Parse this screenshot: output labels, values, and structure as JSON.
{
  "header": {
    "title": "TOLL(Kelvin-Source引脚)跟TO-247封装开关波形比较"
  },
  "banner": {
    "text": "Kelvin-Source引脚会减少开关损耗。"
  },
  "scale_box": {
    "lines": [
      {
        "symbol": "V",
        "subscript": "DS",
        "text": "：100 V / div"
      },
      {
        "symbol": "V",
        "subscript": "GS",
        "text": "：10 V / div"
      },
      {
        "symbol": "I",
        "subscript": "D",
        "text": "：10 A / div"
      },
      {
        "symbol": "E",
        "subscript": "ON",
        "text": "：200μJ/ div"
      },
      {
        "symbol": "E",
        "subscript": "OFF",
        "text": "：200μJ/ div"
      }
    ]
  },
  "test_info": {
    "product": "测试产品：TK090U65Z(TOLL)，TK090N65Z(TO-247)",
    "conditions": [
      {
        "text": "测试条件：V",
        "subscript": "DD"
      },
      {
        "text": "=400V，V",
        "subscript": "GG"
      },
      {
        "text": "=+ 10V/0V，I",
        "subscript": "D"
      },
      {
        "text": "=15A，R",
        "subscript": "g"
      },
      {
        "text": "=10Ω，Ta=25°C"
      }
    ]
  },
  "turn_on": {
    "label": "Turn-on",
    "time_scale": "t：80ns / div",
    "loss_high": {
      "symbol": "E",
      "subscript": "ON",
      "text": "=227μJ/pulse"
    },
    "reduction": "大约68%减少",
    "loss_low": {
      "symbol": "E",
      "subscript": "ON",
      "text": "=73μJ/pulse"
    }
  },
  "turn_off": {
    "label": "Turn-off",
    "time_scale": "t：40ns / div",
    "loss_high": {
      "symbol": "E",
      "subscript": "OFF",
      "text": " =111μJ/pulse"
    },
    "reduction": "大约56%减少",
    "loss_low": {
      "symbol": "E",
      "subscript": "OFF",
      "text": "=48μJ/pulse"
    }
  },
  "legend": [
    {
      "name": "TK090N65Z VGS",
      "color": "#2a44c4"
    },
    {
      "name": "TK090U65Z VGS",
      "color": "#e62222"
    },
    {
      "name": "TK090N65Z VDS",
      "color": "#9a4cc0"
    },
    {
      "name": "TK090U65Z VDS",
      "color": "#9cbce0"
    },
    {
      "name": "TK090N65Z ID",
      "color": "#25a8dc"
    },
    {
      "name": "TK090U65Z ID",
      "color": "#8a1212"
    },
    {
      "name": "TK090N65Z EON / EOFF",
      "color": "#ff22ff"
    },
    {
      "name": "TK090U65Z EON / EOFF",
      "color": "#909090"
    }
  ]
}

....

Exercise goal >> Give the number of lines in the entries that include the string "pulse", and nothing more.

Worked answer >> 4